■ Problem statement ■
Bring together all lines of the material below that contain the string "example".

Dataset excerpt:
--------------------------------

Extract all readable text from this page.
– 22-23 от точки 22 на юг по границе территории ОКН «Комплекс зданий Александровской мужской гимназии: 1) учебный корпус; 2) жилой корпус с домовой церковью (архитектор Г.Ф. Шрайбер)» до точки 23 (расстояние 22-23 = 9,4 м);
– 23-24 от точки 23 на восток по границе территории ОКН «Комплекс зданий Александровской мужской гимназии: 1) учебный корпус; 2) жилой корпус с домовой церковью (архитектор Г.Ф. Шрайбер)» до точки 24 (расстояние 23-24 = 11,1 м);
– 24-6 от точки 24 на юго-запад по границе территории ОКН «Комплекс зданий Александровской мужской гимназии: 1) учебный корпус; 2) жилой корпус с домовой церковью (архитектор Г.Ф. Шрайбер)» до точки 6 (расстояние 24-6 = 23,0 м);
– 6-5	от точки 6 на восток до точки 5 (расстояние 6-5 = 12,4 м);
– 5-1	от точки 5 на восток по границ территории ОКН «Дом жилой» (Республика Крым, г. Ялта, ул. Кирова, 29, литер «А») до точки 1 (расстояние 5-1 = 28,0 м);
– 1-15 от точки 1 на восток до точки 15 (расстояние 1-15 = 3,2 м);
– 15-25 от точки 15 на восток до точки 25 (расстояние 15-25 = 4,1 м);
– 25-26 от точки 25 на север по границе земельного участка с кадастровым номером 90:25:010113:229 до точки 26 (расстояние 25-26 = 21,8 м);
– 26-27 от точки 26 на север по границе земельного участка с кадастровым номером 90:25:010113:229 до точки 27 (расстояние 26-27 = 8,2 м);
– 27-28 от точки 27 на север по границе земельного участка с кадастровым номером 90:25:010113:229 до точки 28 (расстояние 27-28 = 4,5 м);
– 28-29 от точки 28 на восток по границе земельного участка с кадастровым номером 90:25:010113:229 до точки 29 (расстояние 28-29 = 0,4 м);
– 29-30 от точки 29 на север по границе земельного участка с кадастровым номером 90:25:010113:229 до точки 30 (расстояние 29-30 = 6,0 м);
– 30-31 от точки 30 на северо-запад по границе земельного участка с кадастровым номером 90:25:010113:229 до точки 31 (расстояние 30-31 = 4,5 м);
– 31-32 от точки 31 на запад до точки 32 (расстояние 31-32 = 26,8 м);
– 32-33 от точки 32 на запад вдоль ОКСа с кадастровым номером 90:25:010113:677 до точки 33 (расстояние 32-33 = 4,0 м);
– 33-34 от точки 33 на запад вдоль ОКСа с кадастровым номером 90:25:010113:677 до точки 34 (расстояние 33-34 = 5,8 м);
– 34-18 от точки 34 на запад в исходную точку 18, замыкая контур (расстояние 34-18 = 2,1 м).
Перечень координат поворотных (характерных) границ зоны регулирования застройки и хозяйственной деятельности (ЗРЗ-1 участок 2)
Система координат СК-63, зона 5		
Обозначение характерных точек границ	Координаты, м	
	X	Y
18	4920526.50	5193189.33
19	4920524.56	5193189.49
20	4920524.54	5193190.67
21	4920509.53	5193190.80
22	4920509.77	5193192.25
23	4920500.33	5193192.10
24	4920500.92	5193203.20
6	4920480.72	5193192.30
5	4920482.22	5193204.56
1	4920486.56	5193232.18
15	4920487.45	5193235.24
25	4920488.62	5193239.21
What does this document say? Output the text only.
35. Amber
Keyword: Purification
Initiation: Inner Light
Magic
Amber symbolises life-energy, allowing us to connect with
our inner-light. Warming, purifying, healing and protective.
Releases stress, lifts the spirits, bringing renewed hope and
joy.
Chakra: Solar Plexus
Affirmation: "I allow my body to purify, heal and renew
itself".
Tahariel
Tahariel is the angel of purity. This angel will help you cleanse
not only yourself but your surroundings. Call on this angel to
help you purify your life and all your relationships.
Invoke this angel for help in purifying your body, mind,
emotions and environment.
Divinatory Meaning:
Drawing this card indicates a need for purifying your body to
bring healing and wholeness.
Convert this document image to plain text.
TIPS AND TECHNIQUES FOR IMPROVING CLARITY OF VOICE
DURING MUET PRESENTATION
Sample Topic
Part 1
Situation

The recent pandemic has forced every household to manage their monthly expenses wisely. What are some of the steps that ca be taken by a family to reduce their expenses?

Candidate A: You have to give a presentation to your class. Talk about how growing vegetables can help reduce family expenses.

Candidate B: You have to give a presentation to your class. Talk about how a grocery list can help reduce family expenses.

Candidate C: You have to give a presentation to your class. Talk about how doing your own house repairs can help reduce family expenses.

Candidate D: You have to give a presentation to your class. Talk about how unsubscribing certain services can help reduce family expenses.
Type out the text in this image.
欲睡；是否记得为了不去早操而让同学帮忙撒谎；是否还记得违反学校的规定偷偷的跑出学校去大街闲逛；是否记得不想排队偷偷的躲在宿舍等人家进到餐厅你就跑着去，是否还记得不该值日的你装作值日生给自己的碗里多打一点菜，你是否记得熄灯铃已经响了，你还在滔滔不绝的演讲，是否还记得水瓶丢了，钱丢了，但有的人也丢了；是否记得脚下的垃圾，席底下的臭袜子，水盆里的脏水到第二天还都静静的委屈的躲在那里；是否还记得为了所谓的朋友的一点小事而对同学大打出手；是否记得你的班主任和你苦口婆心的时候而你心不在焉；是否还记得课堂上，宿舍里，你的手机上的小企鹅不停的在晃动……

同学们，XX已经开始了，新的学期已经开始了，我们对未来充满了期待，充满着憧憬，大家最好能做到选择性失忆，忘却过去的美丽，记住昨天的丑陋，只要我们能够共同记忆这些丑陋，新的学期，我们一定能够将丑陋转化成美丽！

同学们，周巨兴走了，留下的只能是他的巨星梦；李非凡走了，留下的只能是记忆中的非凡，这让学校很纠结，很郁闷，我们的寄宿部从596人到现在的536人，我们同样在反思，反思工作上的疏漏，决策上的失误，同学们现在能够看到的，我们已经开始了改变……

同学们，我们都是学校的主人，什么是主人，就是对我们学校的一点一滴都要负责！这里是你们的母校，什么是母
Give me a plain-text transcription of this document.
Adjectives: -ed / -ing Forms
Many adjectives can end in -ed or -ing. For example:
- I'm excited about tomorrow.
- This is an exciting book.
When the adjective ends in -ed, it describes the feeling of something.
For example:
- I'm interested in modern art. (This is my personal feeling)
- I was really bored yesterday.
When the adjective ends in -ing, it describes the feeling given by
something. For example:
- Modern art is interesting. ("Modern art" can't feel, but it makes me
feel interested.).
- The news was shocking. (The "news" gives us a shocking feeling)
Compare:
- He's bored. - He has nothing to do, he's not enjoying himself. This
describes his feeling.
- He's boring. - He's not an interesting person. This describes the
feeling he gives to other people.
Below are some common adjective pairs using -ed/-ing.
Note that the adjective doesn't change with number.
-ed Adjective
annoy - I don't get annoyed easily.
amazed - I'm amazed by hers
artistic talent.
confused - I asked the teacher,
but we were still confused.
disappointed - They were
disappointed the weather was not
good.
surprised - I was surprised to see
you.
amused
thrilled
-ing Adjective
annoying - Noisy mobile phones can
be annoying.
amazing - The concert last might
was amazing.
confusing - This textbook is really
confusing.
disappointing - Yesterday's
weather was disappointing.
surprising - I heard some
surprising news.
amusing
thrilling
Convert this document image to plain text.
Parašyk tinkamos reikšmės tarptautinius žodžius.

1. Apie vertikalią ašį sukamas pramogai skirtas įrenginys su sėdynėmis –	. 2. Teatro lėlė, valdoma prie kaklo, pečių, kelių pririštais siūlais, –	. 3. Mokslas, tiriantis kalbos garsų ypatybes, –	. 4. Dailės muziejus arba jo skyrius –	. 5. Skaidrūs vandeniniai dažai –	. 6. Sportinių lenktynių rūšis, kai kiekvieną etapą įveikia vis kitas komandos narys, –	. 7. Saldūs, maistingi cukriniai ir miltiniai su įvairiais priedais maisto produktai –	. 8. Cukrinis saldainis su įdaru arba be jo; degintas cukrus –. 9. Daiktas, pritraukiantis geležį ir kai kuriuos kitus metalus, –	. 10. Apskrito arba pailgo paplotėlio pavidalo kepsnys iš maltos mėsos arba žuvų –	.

--------------------------------

■ The completed task ■
Many adjectives can end in -ed or -ing. For example:
For example:
something. For example:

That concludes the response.